• To do
Copy every line of the listing below without changing anything.

[Dataset rows]
============
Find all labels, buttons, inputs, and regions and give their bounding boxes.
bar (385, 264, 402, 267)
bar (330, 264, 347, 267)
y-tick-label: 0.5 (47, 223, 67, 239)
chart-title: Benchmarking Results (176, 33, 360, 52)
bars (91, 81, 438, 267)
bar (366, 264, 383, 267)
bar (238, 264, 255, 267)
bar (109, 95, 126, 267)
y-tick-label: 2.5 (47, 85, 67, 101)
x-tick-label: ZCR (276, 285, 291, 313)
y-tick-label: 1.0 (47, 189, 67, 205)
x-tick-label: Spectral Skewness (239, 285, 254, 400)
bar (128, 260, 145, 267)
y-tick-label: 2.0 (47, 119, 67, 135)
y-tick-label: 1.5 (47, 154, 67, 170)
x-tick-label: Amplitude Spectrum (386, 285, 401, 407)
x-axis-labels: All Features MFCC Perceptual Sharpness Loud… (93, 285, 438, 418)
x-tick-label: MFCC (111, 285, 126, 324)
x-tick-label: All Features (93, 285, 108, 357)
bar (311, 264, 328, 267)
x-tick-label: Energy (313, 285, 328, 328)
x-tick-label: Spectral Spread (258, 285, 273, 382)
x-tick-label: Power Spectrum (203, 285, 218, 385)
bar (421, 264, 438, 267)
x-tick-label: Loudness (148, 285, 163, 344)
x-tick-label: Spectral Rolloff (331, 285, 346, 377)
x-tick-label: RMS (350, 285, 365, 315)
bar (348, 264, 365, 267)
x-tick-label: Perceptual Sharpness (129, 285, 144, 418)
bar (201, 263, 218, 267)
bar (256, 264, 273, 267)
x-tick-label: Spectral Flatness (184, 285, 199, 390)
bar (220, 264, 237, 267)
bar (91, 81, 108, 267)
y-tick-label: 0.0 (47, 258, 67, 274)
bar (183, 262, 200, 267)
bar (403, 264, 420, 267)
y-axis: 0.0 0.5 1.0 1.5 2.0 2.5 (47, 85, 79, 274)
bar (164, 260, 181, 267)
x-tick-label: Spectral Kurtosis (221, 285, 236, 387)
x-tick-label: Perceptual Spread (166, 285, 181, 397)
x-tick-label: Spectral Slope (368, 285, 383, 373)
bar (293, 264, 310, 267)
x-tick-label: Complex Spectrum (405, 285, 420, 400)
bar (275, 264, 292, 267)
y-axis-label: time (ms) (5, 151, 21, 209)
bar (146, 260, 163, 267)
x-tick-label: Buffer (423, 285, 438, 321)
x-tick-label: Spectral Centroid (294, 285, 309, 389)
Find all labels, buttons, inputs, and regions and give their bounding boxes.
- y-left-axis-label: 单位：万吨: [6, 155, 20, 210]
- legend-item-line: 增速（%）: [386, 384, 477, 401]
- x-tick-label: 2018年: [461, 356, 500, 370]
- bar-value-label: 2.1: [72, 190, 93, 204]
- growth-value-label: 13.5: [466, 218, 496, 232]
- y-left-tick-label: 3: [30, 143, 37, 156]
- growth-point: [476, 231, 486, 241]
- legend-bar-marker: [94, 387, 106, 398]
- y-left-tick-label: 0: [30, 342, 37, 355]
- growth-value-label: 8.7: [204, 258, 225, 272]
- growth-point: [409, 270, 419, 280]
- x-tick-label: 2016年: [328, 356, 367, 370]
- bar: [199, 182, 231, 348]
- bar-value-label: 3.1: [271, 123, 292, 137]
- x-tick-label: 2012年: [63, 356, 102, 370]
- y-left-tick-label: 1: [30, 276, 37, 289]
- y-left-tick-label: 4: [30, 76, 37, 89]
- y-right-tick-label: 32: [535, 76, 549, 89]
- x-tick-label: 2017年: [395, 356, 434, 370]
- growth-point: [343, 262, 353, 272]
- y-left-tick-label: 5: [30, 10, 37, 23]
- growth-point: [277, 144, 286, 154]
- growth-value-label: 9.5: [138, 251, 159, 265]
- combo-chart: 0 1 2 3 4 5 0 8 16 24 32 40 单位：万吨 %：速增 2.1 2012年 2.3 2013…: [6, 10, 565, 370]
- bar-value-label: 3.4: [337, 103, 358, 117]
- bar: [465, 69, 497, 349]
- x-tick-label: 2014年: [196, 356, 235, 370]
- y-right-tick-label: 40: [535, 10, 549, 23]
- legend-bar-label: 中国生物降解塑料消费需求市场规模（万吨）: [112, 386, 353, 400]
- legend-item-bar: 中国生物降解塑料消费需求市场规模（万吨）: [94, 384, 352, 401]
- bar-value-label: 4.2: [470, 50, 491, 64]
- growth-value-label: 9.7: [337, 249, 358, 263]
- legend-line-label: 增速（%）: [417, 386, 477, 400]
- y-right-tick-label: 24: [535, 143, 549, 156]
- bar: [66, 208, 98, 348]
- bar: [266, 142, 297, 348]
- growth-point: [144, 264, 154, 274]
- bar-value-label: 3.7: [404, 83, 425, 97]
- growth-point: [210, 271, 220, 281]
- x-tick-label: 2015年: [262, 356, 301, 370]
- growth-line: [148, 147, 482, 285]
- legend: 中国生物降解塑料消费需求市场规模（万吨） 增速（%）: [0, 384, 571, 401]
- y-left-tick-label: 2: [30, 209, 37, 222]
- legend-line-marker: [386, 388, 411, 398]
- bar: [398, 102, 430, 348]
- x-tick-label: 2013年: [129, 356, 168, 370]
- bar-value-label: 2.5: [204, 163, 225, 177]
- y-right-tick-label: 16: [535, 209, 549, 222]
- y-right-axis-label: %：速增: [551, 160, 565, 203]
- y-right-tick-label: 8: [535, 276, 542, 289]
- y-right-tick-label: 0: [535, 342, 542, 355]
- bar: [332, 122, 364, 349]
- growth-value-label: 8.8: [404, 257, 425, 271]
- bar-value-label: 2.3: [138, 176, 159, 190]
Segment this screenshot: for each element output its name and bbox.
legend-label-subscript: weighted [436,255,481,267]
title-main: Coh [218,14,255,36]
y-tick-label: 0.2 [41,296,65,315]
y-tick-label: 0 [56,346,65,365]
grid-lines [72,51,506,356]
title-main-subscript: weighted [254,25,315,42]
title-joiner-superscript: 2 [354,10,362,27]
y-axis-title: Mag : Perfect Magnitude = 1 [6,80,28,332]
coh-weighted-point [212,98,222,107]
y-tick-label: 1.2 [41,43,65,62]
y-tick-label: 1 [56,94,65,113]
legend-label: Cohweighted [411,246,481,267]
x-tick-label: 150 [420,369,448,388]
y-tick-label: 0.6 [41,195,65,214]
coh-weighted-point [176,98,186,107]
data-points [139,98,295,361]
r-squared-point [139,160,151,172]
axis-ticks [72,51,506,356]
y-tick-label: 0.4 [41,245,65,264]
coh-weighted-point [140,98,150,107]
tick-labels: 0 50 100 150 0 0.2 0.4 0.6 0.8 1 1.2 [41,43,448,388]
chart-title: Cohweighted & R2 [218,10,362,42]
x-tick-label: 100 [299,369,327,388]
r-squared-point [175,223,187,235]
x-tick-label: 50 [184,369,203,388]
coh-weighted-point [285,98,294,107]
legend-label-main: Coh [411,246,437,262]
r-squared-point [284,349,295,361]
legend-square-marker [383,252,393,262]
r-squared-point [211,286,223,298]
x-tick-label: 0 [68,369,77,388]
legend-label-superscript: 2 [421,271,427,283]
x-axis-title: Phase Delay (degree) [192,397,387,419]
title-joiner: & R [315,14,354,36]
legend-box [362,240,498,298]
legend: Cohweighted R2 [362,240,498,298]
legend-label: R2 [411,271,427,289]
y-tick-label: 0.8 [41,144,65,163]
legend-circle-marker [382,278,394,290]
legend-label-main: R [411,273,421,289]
============
• Written answer
Find all labels, buttons, inputs, and regions and give their bounding boxes.
bar (385, 264, 402, 267)
bar (330, 264, 347, 267)
y-tick-label: 0.5 (47, 223, 67, 239)
chart-title: Benchmarking Results (176, 33, 360, 52)
bars (91, 81, 438, 267)
bar (366, 264, 383, 267)
bar (238, 264, 255, 267)
bar (109, 95, 126, 267)
y-tick-label: 2.5 (47, 85, 67, 101)
x-tick-label: ZCR (276, 285, 291, 313)
y-tick-label: 1.0 (47, 189, 67, 205)
x-tick-label: Spectral Skewness (239, 285, 254, 400)
bar (128, 260, 145, 267)
y-tick-label: 2.0 (47, 119, 67, 135)
y-tick-label: 1.5 (47, 154, 67, 170)
x-tick-label: Amplitude Spectrum (386, 285, 401, 407)
x-axis-labels: All Features MFCC Perceptual Sharpness Loud… (93, 285, 438, 418)
x-tick-label: MFCC (111, 285, 126, 324)
x-tick-label: All Features (93, 285, 108, 357)
bar (311, 264, 328, 267)
x-tick-label: Energy (313, 285, 328, 328)
x-tick-label: Spectral Spread (258, 285, 273, 382)
x-tick-label: Power Spectrum (203, 285, 218, 385)
bar (421, 264, 438, 267)
x-tick-label: Loudness (148, 285, 163, 344)
x-tick-label: Spectral Rolloff (331, 285, 346, 377)
x-tick-label: RMS (350, 285, 365, 315)
bar (348, 264, 365, 267)
x-tick-label: Perceptual Sharpness (129, 285, 144, 418)
bar (201, 263, 218, 267)
bar (256, 264, 273, 267)
x-tick-label: Spectral Flatness (184, 285, 199, 390)
bar (220, 264, 237, 267)
bar (91, 81, 108, 267)
y-tick-label: 0.0 (47, 258, 67, 274)
bar (183, 262, 200, 267)
bar (403, 264, 420, 267)
y-axis: 0.0 0.5 1.0 1.5 2.0 2.5 (47, 85, 79, 274)
bar (164, 260, 181, 267)
x-tick-label: Spectral Kurtosis (221, 285, 236, 387)
x-tick-label: Perceptual Spread (166, 285, 181, 397)
x-tick-label: Spectral Slope (368, 285, 383, 373)
bar (293, 264, 310, 267)
x-tick-label: Complex Spectrum (405, 285, 420, 400)
bar (275, 264, 292, 267)
y-axis-label: time (ms) (5, 151, 21, 209)
bar (146, 260, 163, 267)
x-tick-label: Buffer (423, 285, 438, 321)
x-tick-label: Spectral Centroid (294, 285, 309, 389)
Find all labels, buttons, inputs, and regions and give their bounding boxes.
- y-left-axis-label: 单位：万吨: [6, 155, 20, 210]
- legend-item-line: 增速（%）: [386, 384, 477, 401]
- x-tick-label: 2018年: [461, 356, 500, 370]
- bar-value-label: 2.1: [72, 190, 93, 204]
- growth-value-label: 13.5: [466, 218, 496, 232]
- y-left-tick-label: 3: [30, 143, 37, 156]
- growth-point: [476, 231, 486, 241]
- legend-bar-marker: [94, 387, 106, 398]
- y-left-tick-label: 0: [30, 342, 37, 355]
- growth-value-label: 8.7: [204, 258, 225, 272]
- growth-point: [409, 270, 419, 280]
- x-tick-label: 2016年: [328, 356, 367, 370]
- bar: [199, 182, 231, 348]
- bar-value-label: 3.1: [271, 123, 292, 137]
- x-tick-label: 2012年: [63, 356, 102, 370]
- y-left-tick-label: 1: [30, 276, 37, 289]
- y-left-tick-label: 4: [30, 76, 37, 89]
- y-right-tick-label: 32: [535, 76, 549, 89]
- x-tick-label: 2017年: [395, 356, 434, 370]
- growth-point: [343, 262, 353, 272]
- y-left-tick-label: 5: [30, 10, 37, 23]
- growth-point: [277, 144, 286, 154]
- growth-value-label: 9.5: [138, 251, 159, 265]
- combo-chart: 0 1 2 3 4 5 0 8 16 24 32 40 单位：万吨 %：速增 2.1 2012年 2.3 2013…: [6, 10, 565, 370]
- bar-value-label: 3.4: [337, 103, 358, 117]
- bar: [465, 69, 497, 349]
- x-tick-label: 2014年: [196, 356, 235, 370]
- y-right-tick-label: 40: [535, 10, 549, 23]
- legend-bar-label: 中国生物降解塑料消费需求市场规模（万吨）: [112, 386, 353, 400]
- legend-item-bar: 中国生物降解塑料消费需求市场规模（万吨）: [94, 384, 352, 401]
- bar-value-label: 4.2: [470, 50, 491, 64]
- growth-value-label: 9.7: [337, 249, 358, 263]
- legend-line-label: 增速（%）: [417, 386, 477, 400]
- y-right-tick-label: 24: [535, 143, 549, 156]
- bar: [66, 208, 98, 348]
- bar: [266, 142, 297, 348]
- growth-point: [144, 264, 154, 274]
- bar-value-label: 3.7: [404, 83, 425, 97]
- growth-point: [210, 271, 220, 281]
- x-tick-label: 2015年: [262, 356, 301, 370]
- growth-line: [148, 147, 482, 285]
- legend: 中国生物降解塑料消费需求市场规模（万吨） 增速（%）: [0, 384, 571, 401]
- y-left-tick-label: 2: [30, 209, 37, 222]
- legend-line-marker: [386, 388, 411, 398]
- bar: [398, 102, 430, 348]
- x-tick-label: 2013年: [129, 356, 168, 370]
- bar-value-label: 2.5: [204, 163, 225, 177]
- y-right-tick-label: 16: [535, 209, 549, 222]
- y-right-axis-label: %：速增: [551, 160, 565, 203]
- y-right-tick-label: 8: [535, 276, 542, 289]
- y-right-tick-label: 0: [535, 342, 542, 355]
- bar: [332, 122, 364, 349]
- growth-value-label: 8.8: [404, 257, 425, 271]
- bar-value-label: 2.3: [138, 176, 159, 190]
Segment this screenshot: for each element output its name and bbox.
legend-label-subscript: weighted [436,255,481,267]
title-main: Coh [218,14,255,36]
y-tick-label: 0.2 [41,296,65,315]
y-tick-label: 0 [56,346,65,365]
grid-lines [72,51,506,356]
title-main-subscript: weighted [254,25,315,42]
title-joiner-superscript: 2 [354,10,362,27]
y-axis-title: Mag : Perfect Magnitude = 1 [6,80,28,332]
coh-weighted-point [212,98,222,107]
y-tick-label: 1.2 [41,43,65,62]
y-tick-label: 1 [56,94,65,113]
legend-label: Cohweighted [411,246,481,267]
x-tick-label: 150 [420,369,448,388]
y-tick-label: 0.6 [41,195,65,214]
coh-weighted-point [176,98,186,107]
data-points [139,98,295,361]
r-squared-point [139,160,151,172]
axis-ticks [72,51,506,356]
y-tick-label: 0.4 [41,245,65,264]
coh-weighted-point [140,98,150,107]
tick-labels: 0 50 100 150 0 0.2 0.4 0.6 0.8 1 1.2 [41,43,448,388]
chart-title: Cohweighted & R2 [218,10,362,42]
x-tick-label: 100 [299,369,327,388]
r-squared-point [175,223,187,235]
x-tick-label: 50 [184,369,203,388]
coh-weighted-point [285,98,294,107]
legend-label-main: Coh [411,246,437,262]
r-squared-point [284,349,295,361]
legend-square-marker [383,252,393,262]
r-squared-point [211,286,223,298]
x-tick-label: 0 [68,369,77,388]
legend-label-superscript: 2 [421,271,427,283]
x-axis-title: Phase Delay (degree) [192,397,387,419]
title-joiner: & R [315,14,354,36]
legend-box [362,240,498,298]
legend: Cohweighted R2 [362,240,498,298]
legend-label: R2 [411,271,427,289]
y-tick-label: 0.8 [41,144,65,163]
legend-circle-marker [382,278,394,290]
legend-label-main: R [411,273,421,289]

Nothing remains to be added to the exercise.